Goal of the exercise: Copy out all the records exactly.

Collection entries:

━━━

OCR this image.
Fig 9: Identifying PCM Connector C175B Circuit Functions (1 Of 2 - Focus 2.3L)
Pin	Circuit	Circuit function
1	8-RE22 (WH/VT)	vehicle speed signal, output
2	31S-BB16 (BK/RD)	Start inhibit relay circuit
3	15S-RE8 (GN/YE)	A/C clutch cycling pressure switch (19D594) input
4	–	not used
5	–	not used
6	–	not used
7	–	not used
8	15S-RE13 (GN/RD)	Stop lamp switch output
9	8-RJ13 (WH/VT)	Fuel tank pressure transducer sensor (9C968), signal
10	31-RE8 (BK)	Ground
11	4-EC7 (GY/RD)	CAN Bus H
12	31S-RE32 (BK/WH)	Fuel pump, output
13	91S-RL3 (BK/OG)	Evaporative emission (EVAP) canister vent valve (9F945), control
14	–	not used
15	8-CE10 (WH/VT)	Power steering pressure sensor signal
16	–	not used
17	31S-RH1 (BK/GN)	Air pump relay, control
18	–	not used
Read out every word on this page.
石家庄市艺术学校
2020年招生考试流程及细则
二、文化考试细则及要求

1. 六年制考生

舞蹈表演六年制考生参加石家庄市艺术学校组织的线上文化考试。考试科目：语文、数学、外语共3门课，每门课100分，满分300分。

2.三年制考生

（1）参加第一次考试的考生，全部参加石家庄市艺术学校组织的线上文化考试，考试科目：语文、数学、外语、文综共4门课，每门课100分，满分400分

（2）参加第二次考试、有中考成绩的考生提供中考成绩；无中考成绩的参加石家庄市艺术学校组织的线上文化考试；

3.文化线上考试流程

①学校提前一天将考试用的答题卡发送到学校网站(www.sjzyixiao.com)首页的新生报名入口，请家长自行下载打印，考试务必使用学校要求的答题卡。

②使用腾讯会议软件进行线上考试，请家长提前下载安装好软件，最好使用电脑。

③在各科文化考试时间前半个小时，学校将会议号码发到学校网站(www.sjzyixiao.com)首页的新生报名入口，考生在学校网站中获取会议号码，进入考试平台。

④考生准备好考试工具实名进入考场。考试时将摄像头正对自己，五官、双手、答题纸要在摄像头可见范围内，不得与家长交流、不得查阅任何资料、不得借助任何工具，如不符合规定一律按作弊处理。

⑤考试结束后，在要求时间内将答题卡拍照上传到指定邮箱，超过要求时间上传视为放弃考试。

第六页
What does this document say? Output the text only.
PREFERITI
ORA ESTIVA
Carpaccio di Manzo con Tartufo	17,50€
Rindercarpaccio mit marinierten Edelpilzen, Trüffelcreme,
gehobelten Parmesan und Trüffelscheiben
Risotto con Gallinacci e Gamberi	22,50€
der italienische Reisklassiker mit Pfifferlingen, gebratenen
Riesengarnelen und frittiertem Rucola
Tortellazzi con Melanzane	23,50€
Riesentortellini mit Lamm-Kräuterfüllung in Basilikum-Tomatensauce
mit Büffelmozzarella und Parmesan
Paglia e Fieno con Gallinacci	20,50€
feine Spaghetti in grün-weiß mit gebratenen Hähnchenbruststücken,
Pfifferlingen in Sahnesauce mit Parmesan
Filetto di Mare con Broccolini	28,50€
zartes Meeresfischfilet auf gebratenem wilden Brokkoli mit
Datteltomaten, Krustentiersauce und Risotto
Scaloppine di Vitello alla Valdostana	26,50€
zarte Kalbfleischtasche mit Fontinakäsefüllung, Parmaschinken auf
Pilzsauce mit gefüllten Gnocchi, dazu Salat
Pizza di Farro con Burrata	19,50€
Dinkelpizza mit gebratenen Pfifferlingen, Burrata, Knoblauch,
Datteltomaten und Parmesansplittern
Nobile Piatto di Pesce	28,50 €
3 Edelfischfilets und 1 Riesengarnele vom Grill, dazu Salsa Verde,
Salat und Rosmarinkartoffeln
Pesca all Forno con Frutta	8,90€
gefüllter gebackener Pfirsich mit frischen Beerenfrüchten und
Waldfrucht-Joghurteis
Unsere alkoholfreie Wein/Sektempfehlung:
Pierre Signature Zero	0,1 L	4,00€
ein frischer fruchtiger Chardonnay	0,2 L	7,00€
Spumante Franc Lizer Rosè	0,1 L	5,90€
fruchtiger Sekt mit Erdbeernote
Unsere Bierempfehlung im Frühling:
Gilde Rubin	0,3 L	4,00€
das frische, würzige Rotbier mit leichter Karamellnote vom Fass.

━━━

Exercise solution:
OCR this image.
Fig 9: Identifying PCM Connector C175B Circuit Functions (1 Of 2 - Focus 2.3L)
Pin	Circuit	Circuit function
1	8-RE22 (WH/VT)	vehicle speed signal, output
2	31S-BB16 (BK/RD)	Start inhibit relay circuit
3	15S-RE8 (GN/YE)	A/C clutch cycling pressure switch (19D594) input
4	–	not used
5	–	not used
6	–	not used
7	–	not used
8	15S-RE13 (GN/RD)	Stop lamp switch output
9	8-RJ13 (WH/VT)	Fuel tank pressure transducer sensor (9C968), signal
10	31-RE8 (BK)	Ground
11	4-EC7 (GY/RD)	CAN Bus H
12	31S-RE32 (BK/WH)	Fuel pump, output
13	91S-RL3 (BK/OG)	Evaporative emission (EVAP) canister vent valve (9F945), control
14	–	not used
15	8-CE10 (WH/VT)	Power steering pressure sensor signal
16	–	not used
17	31S-RH1 (BK/GN)	Air pump relay, control
18	–	not used
Read out every word on this page.
石家庄市艺术学校
2020年招生考试流程及细则
二、文化考试细则及要求

1. 六年制考生

舞蹈表演六年制考生参加石家庄市艺术学校组织的线上文化考试。考试科目：语文、数学、外语共3门课，每门课100分，满分300分。

2.三年制考生

（1）参加第一次考试的考生，全部参加石家庄市艺术学校组织的线上文化考试，考试科目：语文、数学、外语、文综共4门课，每门课100分，满分400分

（2）参加第二次考试、有中考成绩的考生提供中考成绩；无中考成绩的参加石家庄市艺术学校组织的线上文化考试；

3.文化线上考试流程

①学校提前一天将考试用的答题卡发送到学校网站(www.sjzyixiao.com)首页的新生报名入口，请家长自行下载打印，考试务必使用学校要求的答题卡。

②使用腾讯会议软件进行线上考试，请家长提前下载安装好软件，最好使用电脑。

③在各科文化考试时间前半个小时，学校将会议号码发到学校网站(www.sjzyixiao.com)首页的新生报名入口，考生在学校网站中获取会议号码，进入考试平台。

④考生准备好考试工具实名进入考场。考试时将摄像头正对自己，五官、双手、答题纸要在摄像头可见范围内，不得与家长交流、不得查阅任何资料、不得借助任何工具，如不符合规定一律按作弊处理。

⑤考试结束后，在要求时间内将答题卡拍照上传到指定邮箱，超过要求时间上传视为放弃考试。

第六页
What does this document say? Output the text only.
PREFERITI
ORA ESTIVA
Carpaccio di Manzo con Tartufo	17,50€
Rindercarpaccio mit marinierten Edelpilzen, Trüffelcreme,
gehobelten Parmesan und Trüffelscheiben
Risotto con Gallinacci e Gamberi	22,50€
der italienische Reisklassiker mit Pfifferlingen, gebratenen
Riesengarnelen und frittiertem Rucola
Tortellazzi con Melanzane	23,50€
Riesentortellini mit Lamm-Kräuterfüllung in Basilikum-Tomatensauce
mit Büffelmozzarella und Parmesan
Paglia e Fieno con Gallinacci	20,50€
feine Spaghetti in grün-weiß mit gebratenen Hähnchenbruststücken,
Pfifferlingen in Sahnesauce mit Parmesan
Filetto di Mare con Broccolini	28,50€
zartes Meeresfischfilet auf gebratenem wilden Brokkoli mit
Datteltomaten, Krustentiersauce und Risotto
Scaloppine di Vitello alla Valdostana	26,50€
zarte Kalbfleischtasche mit Fontinakäsefüllung, Parmaschinken auf
Pilzsauce mit gefüllten Gnocchi, dazu Salat
Pizza di Farro con Burrata	19,50€
Dinkelpizza mit gebratenen Pfifferlingen, Burrata, Knoblauch,
Datteltomaten und Parmesansplittern
Nobile Piatto di Pesce	28,50 €
3 Edelfischfilets und 1 Riesengarnele vom Grill, dazu Salsa Verde,
Salat und Rosmarinkartoffeln
Pesca all Forno con Frutta	8,90€
gefüllter gebackener Pfirsich mit frischen Beerenfrüchten und
Waldfrucht-Joghurteis
Unsere alkoholfreie Wein/Sektempfehlung:
Pierre Signature Zero	0,1 L	4,00€
ein frischer fruchtiger Chardonnay	0,2 L	7,00€
Spumante Franc Lizer Rosè	0,1 L	5,90€
fruchtiger Sekt mit Erdbeernote
Unsere Bierempfehlung im Frühling:
Gilde Rubin	0,3 L	4,00€
das frische, würzige Rotbier mit leichter Karamellnote vom Fass.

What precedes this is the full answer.